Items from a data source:

>>>

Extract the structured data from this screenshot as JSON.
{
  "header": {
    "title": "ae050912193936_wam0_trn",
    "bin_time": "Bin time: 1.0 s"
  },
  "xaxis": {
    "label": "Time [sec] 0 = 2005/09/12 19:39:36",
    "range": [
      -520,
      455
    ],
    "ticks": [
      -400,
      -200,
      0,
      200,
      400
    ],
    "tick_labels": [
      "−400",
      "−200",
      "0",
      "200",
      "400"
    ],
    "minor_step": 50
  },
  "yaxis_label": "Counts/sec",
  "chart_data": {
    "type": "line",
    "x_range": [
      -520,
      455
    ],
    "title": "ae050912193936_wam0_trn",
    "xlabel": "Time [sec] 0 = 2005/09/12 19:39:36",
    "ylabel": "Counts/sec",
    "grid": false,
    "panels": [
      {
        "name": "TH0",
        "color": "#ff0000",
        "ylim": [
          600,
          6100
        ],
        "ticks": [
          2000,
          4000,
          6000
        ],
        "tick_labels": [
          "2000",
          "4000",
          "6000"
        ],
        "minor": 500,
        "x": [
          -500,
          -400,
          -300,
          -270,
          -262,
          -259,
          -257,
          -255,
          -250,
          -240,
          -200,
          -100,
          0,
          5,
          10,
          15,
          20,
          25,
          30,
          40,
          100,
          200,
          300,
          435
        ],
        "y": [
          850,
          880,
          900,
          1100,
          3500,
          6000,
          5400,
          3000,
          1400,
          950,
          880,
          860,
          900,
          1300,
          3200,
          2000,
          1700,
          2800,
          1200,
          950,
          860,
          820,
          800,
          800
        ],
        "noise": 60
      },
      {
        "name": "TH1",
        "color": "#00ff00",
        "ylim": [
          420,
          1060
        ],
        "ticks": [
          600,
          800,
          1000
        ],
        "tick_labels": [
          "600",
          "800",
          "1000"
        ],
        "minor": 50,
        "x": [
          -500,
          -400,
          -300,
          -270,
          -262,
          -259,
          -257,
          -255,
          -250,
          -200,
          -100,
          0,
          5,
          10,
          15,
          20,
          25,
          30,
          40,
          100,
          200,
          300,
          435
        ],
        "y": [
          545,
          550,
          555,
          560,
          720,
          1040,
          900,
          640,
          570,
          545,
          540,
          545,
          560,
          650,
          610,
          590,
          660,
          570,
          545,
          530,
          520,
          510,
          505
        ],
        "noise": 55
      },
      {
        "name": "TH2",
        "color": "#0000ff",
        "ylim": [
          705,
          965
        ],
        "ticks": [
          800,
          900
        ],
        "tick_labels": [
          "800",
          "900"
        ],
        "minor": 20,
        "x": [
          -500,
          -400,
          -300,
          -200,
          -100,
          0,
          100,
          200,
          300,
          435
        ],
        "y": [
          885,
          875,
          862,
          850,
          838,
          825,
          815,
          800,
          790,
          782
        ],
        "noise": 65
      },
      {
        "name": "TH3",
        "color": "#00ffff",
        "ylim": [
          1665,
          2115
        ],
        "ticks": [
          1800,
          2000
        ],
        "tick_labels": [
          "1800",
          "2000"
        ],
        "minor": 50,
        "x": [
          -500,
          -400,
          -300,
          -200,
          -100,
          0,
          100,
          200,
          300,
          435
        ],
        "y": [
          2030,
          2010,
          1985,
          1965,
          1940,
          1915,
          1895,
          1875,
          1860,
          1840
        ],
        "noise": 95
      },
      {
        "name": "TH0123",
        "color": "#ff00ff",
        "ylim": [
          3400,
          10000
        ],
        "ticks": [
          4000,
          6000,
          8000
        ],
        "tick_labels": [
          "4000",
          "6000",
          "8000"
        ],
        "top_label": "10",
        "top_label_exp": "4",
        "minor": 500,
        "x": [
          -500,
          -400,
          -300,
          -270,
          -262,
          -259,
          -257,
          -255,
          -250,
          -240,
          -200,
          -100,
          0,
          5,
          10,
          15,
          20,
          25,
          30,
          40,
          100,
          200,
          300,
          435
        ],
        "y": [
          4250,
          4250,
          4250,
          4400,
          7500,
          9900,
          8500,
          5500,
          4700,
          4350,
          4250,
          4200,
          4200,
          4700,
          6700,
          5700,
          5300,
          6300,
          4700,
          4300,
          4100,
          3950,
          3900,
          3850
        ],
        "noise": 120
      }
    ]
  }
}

<<<

What is needed. Write out every line of the listing that holds the word "name".

Written answer.
        "name": "TH0",
        "name": "TH1",
        "name": "TH2",
        "name": "TH3",
        "name": "TH0123",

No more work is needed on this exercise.